Exercise passage
2000 Ten Best Movies

Yi Yi

Pretty good argument for an alphabetical list, the year 2000 is; I don’t get a movie demanding the top spot with absolute authority, and I also notice that looking through the long list of worthy contenders, I have not seen any of these movies more than once. This is one of the strange side-effects of being a reviewer for a newspaper, where a great deal of movie-watching energy is necessarily devoted to the fierce urgency of now: how can I be expected to watch Yi Yi again when I have to go to The Back-Up Plan tonight, and write about it immediately?

Anyway, it’s not quite right to say I haven’t seen any of 2000’s films more than once; at the time I might have gone back for another look at Almost Famous, which for gentlemen of a certain age group is a crucial little touchstone. And I did see O Brother, Where Art Thou? again recently, althought that’s not really in the hunt for #1.

Whatever the Big One might be on any given day, when you take the year as a whole, it really looks like an exceptionally good one. Strong on Asian films such as Yi Yi and In the Mood for Love and the worldwide smash Crouching Tiger, Hidden Dragon. Good on American indies, and the arrival of the decade’s Mexican boom.

I give the edge finally to Yi Yi, which had an almost liquid storytelling fluency about it; but it really is a virtual dead heat with the half-dozen or so that follow.

February 2012 addendum: Just watched Yi Yi again. No more confusion about the top spot; no more dead heat. It’s Yang in a walk. The film’s a masterpiece that shows mastery and insight in every scene.

The ten best films of 2000:

1. Yi Yi (Edward Yang)

2. You Can Count on Me (Kenneth Lonergan)

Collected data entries
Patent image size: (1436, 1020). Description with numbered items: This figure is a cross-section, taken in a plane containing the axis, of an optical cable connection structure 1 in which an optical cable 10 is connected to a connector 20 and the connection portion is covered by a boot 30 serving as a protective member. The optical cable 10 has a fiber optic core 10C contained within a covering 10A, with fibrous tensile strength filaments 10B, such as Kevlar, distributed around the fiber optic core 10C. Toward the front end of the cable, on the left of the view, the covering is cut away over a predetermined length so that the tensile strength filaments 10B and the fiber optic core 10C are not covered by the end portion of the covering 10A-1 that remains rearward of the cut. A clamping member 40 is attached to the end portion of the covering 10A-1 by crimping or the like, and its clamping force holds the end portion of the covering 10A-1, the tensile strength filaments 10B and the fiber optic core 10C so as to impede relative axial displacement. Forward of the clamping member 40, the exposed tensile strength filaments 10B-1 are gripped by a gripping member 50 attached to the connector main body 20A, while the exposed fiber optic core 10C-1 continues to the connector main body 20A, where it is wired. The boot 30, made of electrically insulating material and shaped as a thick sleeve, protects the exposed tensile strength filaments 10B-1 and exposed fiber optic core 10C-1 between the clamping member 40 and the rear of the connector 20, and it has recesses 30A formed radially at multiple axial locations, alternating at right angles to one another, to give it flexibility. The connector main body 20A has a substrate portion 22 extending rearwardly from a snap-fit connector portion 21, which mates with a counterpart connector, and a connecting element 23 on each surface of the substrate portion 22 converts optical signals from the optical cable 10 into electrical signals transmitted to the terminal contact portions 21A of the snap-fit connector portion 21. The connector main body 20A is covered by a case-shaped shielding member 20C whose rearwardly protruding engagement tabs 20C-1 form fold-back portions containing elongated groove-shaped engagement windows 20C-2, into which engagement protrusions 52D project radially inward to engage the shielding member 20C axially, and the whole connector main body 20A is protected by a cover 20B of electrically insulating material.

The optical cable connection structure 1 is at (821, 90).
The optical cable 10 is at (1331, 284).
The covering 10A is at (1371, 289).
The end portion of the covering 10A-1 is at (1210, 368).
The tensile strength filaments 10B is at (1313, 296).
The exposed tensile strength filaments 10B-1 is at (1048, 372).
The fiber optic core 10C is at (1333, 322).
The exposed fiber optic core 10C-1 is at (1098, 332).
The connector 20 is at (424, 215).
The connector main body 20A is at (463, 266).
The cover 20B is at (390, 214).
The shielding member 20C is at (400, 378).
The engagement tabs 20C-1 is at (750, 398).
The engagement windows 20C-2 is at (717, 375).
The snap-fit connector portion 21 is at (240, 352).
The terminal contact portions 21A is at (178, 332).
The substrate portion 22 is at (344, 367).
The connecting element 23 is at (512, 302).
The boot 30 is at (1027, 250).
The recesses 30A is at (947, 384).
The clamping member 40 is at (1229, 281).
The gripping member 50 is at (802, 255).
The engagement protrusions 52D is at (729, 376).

Your goal
Edit the stretch of the ten-best list for 2000 from "Whatever the Big" through "Me (Kenneth Lonergan)", replacing "masterpiece" with "triumph". This data comes from a different source than the ten-best list for 2000.

Worked solution
Whatever the Big One might be on any given day, when you take the year as a whole, it really looks like an exceptionally good one. Strong on Asian films such as Yi Yi and In the Mood for Love and the worldwide smash Crouching Tiger, Hidden Dragon. Good on American indies, and the arrival of the decade’s Mexican boom.

I give the edge finally to Yi Yi, which had an almost liquid storytelling fluency about it; but it really is a virtual dead heat with the half-dozen or so that follow.

February 2012 addendum: Just watched Yi Yi again. No more confusion about the top spot; no more dead heat. It’s Yang in a walk. The film’s a triumph that shows mastery and insight in every scene.

The ten best films of 2000:

1. Yi Yi (Edward Yang)

2. You Can Count on Me (Kenneth Lonergan)